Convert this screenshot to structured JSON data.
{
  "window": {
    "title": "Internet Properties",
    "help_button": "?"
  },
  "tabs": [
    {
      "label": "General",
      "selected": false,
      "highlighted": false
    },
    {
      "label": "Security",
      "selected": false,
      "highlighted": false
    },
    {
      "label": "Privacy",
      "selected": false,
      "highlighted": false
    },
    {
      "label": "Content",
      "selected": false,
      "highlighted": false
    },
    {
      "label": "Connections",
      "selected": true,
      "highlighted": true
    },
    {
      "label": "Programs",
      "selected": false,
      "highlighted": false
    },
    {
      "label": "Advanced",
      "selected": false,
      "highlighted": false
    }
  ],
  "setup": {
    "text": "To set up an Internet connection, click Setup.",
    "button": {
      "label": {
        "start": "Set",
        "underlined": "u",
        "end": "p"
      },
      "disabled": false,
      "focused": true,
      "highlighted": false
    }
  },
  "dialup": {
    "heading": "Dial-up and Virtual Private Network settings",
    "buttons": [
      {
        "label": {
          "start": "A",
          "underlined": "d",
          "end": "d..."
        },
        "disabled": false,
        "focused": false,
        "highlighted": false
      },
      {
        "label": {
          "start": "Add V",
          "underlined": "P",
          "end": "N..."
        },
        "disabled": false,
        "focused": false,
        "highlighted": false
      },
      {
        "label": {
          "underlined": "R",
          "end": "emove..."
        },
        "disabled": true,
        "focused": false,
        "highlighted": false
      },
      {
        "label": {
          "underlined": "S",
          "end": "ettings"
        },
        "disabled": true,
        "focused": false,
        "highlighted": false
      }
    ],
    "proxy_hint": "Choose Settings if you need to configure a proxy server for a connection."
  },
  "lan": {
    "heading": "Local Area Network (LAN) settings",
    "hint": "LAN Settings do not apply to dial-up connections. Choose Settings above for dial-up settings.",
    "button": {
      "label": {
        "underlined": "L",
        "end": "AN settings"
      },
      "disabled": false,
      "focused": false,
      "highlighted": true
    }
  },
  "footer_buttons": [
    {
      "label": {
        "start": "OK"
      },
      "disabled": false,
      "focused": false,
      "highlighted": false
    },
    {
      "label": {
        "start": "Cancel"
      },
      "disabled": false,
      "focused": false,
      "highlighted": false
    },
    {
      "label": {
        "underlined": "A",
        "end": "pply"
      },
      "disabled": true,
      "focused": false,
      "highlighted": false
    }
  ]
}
- - - - -
__WHAT IS REQUIRED__.
Write out all of the records once more, exactly.

__RESULT__.
Convert this screenshot to structured JSON data.
{
  "window": {
    "title": "Internet Properties",
    "help_button": "?"
  },
  "tabs": [
    {
      "label": "General",
      "selected": false,
      "highlighted": false
    },
    {
      "label": "Security",
      "selected": false,
      "highlighted": false
    },
    {
      "label": "Privacy",
      "selected": false,
      "highlighted": false
    },
    {
      "label": "Content",
      "selected": false,
      "highlighted": false
    },
    {
      "label": "Connections",
      "selected": true,
      "highlighted": true
    },
    {
      "label": "Programs",
      "selected": false,
      "highlighted": false
    },
    {
      "label": "Advanced",
      "selected": false,
      "highlighted": false
    }
  ],
  "setup": {
    "text": "To set up an Internet connection, click Setup.",
    "button": {
      "label": {
        "start": "Set",
        "underlined": "u",
        "end": "p"
      },
      "disabled": false,
      "focused": true,
      "highlighted": false
    }
  },
  "dialup": {
    "heading": "Dial-up and Virtual Private Network settings",
    "buttons": [
      {
        "label": {
          "start": "A",
          "underlined": "d",
          "end": "d..."
        },
        "disabled": false,
        "focused": false,
        "highlighted": false
      },
      {
        "label": {
          "start": "Add V",
          "underlined": "P",
          "end": "N..."
        },
        "disabled": false,
        "focused": false,
        "highlighted": false
      },
      {
        "label": {
          "underlined": "R",
          "end": "emove..."
        },
        "disabled": true,
        "focused": false,
        "highlighted": false
      },
      {
        "label": {
          "underlined": "S",
          "end": "ettings"
        },
        "disabled": true,
        "focused": false,
        "highlighted": false
      }
    ],
    "proxy_hint": "Choose Settings if you need to configure a proxy server for a connection."
  },
  "lan": {
    "heading": "Local Area Network (LAN) settings",
    "hint": "LAN Settings do not apply to dial-up connections. Choose Settings above for dial-up settings.",
    "button": {
      "label": {
        "underlined": "L",
        "end": "AN settings"
      },
      "disabled": false,
      "focused": false,
      "highlighted": true
    }
  },
  "footer_buttons": [
    {
      "label": {
        "start": "OK"
      },
      "disabled": false,
      "focused": false,
      "highlighted": false
    },
    {
      "label": {
        "start": "Cancel"
      },
      "disabled": false,
      "focused": false,
      "highlighted": false
    },
    {
      "label": {
        "underlined": "A",
        "end": "pply"
      },
      "disabled": true,
      "focused": false,
      "highlighted": false
    }
  ]
}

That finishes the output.